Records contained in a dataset
* * * * * * * * *
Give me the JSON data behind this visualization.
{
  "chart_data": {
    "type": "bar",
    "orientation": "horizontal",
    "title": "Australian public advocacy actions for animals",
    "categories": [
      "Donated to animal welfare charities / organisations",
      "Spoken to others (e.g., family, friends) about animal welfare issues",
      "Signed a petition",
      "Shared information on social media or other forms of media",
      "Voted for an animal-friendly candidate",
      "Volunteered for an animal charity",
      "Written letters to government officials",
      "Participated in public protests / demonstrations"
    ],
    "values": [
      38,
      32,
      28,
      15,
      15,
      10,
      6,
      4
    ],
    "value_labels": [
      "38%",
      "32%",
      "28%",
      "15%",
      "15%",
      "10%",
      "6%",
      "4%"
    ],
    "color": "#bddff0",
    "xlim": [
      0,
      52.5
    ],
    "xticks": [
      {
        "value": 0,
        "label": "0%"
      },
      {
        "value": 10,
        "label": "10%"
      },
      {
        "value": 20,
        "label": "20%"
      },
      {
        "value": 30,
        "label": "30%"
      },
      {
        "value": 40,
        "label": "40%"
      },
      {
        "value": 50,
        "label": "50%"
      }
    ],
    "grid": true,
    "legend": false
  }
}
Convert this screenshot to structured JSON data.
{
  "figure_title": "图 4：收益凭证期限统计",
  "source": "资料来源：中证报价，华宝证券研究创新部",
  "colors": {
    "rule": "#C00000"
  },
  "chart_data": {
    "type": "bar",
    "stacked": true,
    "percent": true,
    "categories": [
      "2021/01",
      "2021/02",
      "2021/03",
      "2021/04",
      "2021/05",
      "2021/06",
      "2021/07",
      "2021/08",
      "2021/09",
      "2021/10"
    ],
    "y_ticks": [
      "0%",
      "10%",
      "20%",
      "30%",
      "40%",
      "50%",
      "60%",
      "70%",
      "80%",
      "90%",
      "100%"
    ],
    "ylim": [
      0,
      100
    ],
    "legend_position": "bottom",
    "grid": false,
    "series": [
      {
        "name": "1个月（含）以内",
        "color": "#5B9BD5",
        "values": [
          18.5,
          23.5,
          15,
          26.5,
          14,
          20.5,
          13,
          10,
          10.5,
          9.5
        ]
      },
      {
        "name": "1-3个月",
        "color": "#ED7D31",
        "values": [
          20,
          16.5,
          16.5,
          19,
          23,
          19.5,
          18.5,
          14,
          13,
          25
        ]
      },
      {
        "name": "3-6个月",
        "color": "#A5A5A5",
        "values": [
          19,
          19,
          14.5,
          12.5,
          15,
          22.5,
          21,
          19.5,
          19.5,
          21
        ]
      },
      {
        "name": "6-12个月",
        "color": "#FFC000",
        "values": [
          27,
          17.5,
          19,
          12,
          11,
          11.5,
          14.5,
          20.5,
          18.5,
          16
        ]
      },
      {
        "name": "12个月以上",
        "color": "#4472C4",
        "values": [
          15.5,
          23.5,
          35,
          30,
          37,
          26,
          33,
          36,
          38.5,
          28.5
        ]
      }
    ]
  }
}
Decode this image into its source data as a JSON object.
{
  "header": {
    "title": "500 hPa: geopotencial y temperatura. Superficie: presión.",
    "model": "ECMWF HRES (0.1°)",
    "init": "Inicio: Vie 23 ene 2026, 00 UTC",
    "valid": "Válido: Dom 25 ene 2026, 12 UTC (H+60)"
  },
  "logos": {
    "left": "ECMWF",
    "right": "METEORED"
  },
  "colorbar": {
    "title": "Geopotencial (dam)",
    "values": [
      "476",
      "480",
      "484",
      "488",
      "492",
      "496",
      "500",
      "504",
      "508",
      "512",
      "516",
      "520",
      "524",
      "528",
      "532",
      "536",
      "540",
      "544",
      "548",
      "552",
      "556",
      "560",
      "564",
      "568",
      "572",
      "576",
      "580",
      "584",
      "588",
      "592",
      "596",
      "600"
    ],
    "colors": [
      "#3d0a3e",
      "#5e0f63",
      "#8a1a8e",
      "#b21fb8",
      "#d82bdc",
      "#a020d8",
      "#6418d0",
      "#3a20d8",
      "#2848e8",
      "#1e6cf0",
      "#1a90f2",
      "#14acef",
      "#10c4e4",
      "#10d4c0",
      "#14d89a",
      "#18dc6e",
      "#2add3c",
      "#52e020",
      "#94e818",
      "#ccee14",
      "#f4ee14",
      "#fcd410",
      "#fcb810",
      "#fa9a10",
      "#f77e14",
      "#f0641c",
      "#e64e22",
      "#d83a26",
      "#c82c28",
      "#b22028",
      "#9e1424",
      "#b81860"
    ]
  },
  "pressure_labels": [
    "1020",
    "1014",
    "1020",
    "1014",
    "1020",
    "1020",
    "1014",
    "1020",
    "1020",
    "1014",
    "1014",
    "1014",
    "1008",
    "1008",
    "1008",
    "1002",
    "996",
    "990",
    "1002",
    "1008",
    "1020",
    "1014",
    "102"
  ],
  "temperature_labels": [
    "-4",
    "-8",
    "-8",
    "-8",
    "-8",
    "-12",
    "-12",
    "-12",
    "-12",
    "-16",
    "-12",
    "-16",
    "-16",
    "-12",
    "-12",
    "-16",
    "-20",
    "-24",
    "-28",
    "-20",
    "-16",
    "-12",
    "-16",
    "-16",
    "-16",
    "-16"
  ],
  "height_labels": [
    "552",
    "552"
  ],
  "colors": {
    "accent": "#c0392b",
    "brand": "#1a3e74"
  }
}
* * * * * * * * *
The records above should be repeated in full, exactly as given.

▶ [THE ANSWER]
Give me the JSON data behind this visualization.
{
  "chart_data": {
    "type": "bar",
    "orientation": "horizontal",
    "title": "Australian public advocacy actions for animals",
    "categories": [
      "Donated to animal welfare charities / organisations",
      "Spoken to others (e.g., family, friends) about animal welfare issues",
      "Signed a petition",
      "Shared information on social media or other forms of media",
      "Voted for an animal-friendly candidate",
      "Volunteered for an animal charity",
      "Written letters to government officials",
      "Participated in public protests / demonstrations"
    ],
    "values": [
      38,
      32,
      28,
      15,
      15,
      10,
      6,
      4
    ],
    "value_labels": [
      "38%",
      "32%",
      "28%",
      "15%",
      "15%",
      "10%",
      "6%",
      "4%"
    ],
    "color": "#bddff0",
    "xlim": [
      0,
      52.5
    ],
    "xticks": [
      {
        "value": 0,
        "label": "0%"
      },
      {
        "value": 10,
        "label": "10%"
      },
      {
        "value": 20,
        "label": "20%"
      },
      {
        "value": 30,
        "label": "30%"
      },
      {
        "value": 40,
        "label": "40%"
      },
      {
        "value": 50,
        "label": "50%"
      }
    ],
    "grid": true,
    "legend": false
  }
}
Convert this screenshot to structured JSON data.
{
  "figure_title": "图 4：收益凭证期限统计",
  "source": "资料来源：中证报价，华宝证券研究创新部",
  "colors": {
    "rule": "#C00000"
  },
  "chart_data": {
    "type": "bar",
    "stacked": true,
    "percent": true,
    "categories": [
      "2021/01",
      "2021/02",
      "2021/03",
      "2021/04",
      "2021/05",
      "2021/06",
      "2021/07",
      "2021/08",
      "2021/09",
      "2021/10"
    ],
    "y_ticks": [
      "0%",
      "10%",
      "20%",
      "30%",
      "40%",
      "50%",
      "60%",
      "70%",
      "80%",
      "90%",
      "100%"
    ],
    "ylim": [
      0,
      100
    ],
    "legend_position": "bottom",
    "grid": false,
    "series": [
      {
        "name": "1个月（含）以内",
        "color": "#5B9BD5",
        "values": [
          18.5,
          23.5,
          15,
          26.5,
          14,
          20.5,
          13,
          10,
          10.5,
          9.5
        ]
      },
      {
        "name": "1-3个月",
        "color": "#ED7D31",
        "values": [
          20,
          16.5,
          16.5,
          19,
          23,
          19.5,
          18.5,
          14,
          13,
          25
        ]
      },
      {
        "name": "3-6个月",
        "color": "#A5A5A5",
        "values": [
          19,
          19,
          14.5,
          12.5,
          15,
          22.5,
          21,
          19.5,
          19.5,
          21
        ]
      },
      {
        "name": "6-12个月",
        "color": "#FFC000",
        "values": [
          27,
          17.5,
          19,
          12,
          11,
          11.5,
          14.5,
          20.5,
          18.5,
          16
        ]
      },
      {
        "name": "12个月以上",
        "color": "#4472C4",
        "values": [
          15.5,
          23.5,
          35,
          30,
          37,
          26,
          33,
          36,
          38.5,
          28.5
        ]
      }
    ]
  }
}
Decode this image into its source data as a JSON object.
{
  "header": {
    "title": "500 hPa: geopotencial y temperatura. Superficie: presión.",
    "model": "ECMWF HRES (0.1°)",
    "init": "Inicio: Vie 23 ene 2026, 00 UTC",
    "valid": "Válido: Dom 25 ene 2026, 12 UTC (H+60)"
  },
  "logos": {
    "left": "ECMWF",
    "right": "METEORED"
  },
  "colorbar": {
    "title": "Geopotencial (dam)",
    "values": [
      "476",
      "480",
      "484",
      "488",
      "492",
      "496",
      "500",
      "504",
      "508",
      "512",
      "516",
      "520",
      "524",
      "528",
      "532",
      "536",
      "540",
      "544",
      "548",
      "552",
      "556",
      "560",
      "564",
      "568",
      "572",
      "576",
      "580",
      "584",
      "588",
      "592",
      "596",
      "600"
    ],
    "colors": [
      "#3d0a3e",
      "#5e0f63",
      "#8a1a8e",
      "#b21fb8",
      "#d82bdc",
      "#a020d8",
      "#6418d0",
      "#3a20d8",
      "#2848e8",
      "#1e6cf0",
      "#1a90f2",
      "#14acef",
      "#10c4e4",
      "#10d4c0",
      "#14d89a",
      "#18dc6e",
      "#2add3c",
      "#52e020",
      "#94e818",
      "#ccee14",
      "#f4ee14",
      "#fcd410",
      "#fcb810",
      "#fa9a10",
      "#f77e14",
      "#f0641c",
      "#e64e22",
      "#d83a26",
      "#c82c28",
      "#b22028",
      "#9e1424",
      "#b81860"
    ]
  },
  "pressure_labels": [
    "1020",
    "1014",
    "1020",
    "1014",
    "1020",
    "1020",
    "1014",
    "1020",
    "1020",
    "1014",
    "1014",
    "1014",
    "1008",
    "1008",
    "1008",
    "1002",
    "996",
    "990",
    "1002",
    "1008",
    "1020",
    "1014",
    "102"
  ],
  "temperature_labels": [
    "-4",
    "-8",
    "-8",
    "-8",
    "-8",
    "-12",
    "-12",
    "-12",
    "-12",
    "-16",
    "-12",
    "-16",
    "-16",
    "-12",
    "-12",
    "-16",
    "-20",
    "-24",
    "-28",
    "-20",
    "-16",
    "-12",
    "-16",
    "-16",
    "-16",
    "-16"
  ],
  "height_labels": [
    "552",
    "552"
  ],
  "colors": {
    "accent": "#c0392b",
    "brand": "#1a3e74"
  }
}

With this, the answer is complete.